Write out the whole listing, matching it exactly.

━━━━━━

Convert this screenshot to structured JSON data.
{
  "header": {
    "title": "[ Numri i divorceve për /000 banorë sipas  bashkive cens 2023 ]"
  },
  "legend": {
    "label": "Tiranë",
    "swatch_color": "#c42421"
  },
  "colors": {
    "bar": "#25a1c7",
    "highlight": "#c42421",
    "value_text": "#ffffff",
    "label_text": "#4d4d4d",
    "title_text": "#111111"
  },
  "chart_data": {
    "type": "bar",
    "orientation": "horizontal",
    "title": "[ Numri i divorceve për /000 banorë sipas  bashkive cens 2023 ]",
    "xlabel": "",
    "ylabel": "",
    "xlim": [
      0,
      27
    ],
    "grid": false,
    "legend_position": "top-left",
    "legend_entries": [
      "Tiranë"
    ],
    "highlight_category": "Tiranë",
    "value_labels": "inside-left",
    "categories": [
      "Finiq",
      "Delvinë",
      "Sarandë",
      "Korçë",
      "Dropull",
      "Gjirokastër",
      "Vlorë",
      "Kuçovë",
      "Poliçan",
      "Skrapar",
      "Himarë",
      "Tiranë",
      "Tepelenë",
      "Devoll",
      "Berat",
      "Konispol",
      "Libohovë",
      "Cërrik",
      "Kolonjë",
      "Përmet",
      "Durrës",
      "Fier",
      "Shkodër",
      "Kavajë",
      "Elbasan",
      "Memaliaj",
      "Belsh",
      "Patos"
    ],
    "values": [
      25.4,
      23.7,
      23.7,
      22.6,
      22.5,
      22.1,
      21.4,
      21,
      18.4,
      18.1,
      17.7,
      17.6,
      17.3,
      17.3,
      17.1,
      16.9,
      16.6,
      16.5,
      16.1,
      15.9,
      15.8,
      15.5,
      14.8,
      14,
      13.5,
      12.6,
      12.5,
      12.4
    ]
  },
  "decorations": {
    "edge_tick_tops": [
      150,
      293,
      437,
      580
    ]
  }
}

━━━━━━

» **Answer to this task**
Convert this screenshot to structured JSON data.
{
  "header": {
    "title": "[ Numri i divorceve për /000 banorë sipas  bashkive cens 2023 ]"
  },
  "legend": {
    "label": "Tiranë",
    "swatch_color": "#c42421"
  },
  "colors": {
    "bar": "#25a1c7",
    "highlight": "#c42421",
    "value_text": "#ffffff",
    "label_text": "#4d4d4d",
    "title_text": "#111111"
  },
  "chart_data": {
    "type": "bar",
    "orientation": "horizontal",
    "title": "[ Numri i divorceve për /000 banorë sipas  bashkive cens 2023 ]",
    "xlabel": "",
    "ylabel": "",
    "xlim": [
      0,
      27
    ],
    "grid": false,
    "legend_position": "top-left",
    "legend_entries": [
      "Tiranë"
    ],
    "highlight_category": "Tiranë",
    "value_labels": "inside-left",
    "categories": [
      "Finiq",
      "Delvinë",
      "Sarandë",
      "Korçë",
      "Dropull",
      "Gjirokastër",
      "Vlorë",
      "Kuçovë",
      "Poliçan",
      "Skrapar",
      "Himarë",
      "Tiranë",
      "Tepelenë",
      "Devoll",
      "Berat",
      "Konispol",
      "Libohovë",
      "Cërrik",
      "Kolonjë",
      "Përmet",
      "Durrës",
      "Fier",
      "Shkodër",
      "Kavajë",
      "Elbasan",
      "Memaliaj",
      "Belsh",
      "Patos"
    ],
    "values": [
      25.4,
      23.7,
      23.7,
      22.6,
      22.5,
      22.1,
      21.4,
      21,
      18.4,
      18.1,
      17.7,
      17.6,
      17.3,
      17.3,
      17.1,
      16.9,
      16.6,
      16.5,
      16.1,
      15.9,
      15.8,
      15.5,
      14.8,
      14,
      13.5,
      12.6,
      12.5,
      12.4
    ]
  },
  "decorations": {
    "edge_tick_tops": [
      150,
      293,
      437,
      580
    ]
  }
}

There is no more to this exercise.